• **EXERCISE DIRECTIONS**
In the listing that follows, count each line containing the string "style" and report only the count.

• **GIVEN DATA**
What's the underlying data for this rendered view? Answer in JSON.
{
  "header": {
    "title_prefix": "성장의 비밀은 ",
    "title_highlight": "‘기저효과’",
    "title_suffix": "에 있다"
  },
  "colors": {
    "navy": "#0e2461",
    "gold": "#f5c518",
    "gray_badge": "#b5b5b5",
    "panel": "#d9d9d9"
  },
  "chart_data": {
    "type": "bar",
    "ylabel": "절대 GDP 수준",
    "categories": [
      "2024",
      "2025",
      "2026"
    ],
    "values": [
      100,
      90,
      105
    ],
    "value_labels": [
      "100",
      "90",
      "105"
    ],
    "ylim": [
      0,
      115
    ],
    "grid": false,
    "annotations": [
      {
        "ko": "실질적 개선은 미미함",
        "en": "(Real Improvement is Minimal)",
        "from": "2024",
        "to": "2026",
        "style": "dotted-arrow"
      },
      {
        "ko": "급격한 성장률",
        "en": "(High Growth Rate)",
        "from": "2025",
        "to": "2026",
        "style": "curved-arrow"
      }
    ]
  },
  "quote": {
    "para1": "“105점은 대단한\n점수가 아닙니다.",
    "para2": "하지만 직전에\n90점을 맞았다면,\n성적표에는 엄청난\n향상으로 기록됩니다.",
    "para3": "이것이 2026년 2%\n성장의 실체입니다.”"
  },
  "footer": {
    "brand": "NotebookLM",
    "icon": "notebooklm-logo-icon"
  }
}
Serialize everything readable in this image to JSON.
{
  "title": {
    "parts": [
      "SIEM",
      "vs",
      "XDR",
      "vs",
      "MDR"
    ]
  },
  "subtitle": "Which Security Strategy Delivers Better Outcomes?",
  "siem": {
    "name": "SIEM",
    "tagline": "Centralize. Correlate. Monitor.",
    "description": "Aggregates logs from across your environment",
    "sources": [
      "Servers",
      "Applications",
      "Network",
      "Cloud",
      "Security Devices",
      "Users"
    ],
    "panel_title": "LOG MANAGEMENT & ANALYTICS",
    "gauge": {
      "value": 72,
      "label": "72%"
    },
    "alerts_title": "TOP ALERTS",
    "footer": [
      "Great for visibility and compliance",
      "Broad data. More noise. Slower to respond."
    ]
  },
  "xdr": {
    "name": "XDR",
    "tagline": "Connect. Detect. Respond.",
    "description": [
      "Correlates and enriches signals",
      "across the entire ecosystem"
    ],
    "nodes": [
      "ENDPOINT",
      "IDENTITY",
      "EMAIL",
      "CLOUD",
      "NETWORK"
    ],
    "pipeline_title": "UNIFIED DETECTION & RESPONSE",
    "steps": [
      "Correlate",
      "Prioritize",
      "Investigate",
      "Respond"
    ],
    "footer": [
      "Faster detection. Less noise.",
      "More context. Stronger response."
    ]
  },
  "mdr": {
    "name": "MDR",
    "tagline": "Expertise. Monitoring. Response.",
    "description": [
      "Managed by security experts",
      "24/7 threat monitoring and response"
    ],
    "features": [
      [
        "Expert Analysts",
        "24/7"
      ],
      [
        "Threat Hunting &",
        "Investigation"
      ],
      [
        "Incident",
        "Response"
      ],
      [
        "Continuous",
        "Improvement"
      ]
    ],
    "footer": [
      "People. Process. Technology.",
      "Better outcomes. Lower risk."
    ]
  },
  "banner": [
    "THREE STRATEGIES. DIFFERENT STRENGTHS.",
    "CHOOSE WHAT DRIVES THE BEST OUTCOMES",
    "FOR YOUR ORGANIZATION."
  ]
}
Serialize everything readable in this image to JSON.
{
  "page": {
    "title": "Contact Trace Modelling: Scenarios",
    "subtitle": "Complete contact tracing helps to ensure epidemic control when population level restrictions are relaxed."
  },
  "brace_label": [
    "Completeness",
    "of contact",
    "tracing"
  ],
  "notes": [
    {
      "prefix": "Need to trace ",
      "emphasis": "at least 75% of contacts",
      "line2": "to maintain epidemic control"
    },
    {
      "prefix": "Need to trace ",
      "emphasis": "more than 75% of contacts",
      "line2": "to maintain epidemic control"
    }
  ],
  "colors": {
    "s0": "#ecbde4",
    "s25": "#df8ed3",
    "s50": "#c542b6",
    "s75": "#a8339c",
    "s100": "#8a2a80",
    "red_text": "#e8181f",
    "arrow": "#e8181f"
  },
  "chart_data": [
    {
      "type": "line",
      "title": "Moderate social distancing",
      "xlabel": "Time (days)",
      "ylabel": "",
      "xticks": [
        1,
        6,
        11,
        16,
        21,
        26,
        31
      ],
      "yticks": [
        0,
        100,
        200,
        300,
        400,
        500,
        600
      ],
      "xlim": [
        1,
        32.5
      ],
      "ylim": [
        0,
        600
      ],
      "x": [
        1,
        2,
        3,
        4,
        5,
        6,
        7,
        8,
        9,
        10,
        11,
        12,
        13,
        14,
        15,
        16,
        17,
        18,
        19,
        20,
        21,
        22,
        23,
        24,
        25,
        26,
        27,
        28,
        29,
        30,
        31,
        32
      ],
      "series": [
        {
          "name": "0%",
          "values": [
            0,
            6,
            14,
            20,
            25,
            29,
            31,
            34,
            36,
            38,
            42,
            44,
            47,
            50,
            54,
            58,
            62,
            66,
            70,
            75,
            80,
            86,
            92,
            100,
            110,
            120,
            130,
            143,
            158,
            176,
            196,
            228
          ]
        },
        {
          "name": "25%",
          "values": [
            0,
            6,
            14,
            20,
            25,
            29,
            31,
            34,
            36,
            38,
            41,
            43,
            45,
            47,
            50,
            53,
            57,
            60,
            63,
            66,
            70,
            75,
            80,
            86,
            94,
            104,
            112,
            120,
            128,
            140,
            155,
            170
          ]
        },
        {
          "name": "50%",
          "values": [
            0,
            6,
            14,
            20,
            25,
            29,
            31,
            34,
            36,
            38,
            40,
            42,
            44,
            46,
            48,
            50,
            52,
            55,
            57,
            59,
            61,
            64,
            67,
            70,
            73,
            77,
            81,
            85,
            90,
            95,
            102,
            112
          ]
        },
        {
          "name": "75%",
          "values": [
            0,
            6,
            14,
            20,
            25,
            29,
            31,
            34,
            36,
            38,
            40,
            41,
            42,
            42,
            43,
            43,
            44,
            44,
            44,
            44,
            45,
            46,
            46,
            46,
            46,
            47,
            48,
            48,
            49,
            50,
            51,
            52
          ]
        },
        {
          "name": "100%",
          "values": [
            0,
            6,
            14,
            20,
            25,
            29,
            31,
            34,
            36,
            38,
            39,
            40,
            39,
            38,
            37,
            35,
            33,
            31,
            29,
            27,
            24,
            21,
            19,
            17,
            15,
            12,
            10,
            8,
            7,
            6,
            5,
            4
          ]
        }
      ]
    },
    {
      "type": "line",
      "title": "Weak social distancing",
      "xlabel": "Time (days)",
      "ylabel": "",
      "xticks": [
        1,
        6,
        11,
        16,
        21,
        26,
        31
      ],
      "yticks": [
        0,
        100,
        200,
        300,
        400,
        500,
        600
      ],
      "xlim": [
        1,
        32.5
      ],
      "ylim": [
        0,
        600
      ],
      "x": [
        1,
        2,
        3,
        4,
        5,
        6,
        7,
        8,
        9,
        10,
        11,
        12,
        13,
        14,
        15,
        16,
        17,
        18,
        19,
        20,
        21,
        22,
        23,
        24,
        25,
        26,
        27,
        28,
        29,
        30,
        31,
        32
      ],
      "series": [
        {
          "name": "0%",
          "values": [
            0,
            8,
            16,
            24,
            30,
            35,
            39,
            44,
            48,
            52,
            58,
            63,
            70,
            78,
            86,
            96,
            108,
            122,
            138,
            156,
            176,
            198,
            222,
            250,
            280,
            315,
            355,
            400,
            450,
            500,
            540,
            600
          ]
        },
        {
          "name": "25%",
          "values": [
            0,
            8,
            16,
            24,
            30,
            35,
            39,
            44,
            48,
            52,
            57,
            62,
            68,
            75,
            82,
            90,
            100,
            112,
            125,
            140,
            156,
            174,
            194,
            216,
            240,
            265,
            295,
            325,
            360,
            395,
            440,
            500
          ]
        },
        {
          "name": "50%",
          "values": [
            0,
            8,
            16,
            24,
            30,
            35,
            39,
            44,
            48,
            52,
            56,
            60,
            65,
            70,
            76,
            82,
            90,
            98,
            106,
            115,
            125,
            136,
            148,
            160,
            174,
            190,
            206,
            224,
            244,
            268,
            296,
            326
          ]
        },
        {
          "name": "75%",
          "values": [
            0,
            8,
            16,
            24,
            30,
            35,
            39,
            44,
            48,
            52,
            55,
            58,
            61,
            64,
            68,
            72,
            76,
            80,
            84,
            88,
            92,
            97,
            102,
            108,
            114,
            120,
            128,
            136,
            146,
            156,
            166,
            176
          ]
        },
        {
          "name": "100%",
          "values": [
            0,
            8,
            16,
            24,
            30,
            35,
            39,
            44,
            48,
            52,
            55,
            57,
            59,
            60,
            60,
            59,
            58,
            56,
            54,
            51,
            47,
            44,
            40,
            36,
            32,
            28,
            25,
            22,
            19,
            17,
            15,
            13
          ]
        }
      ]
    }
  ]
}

• **TASK ANSWER**
2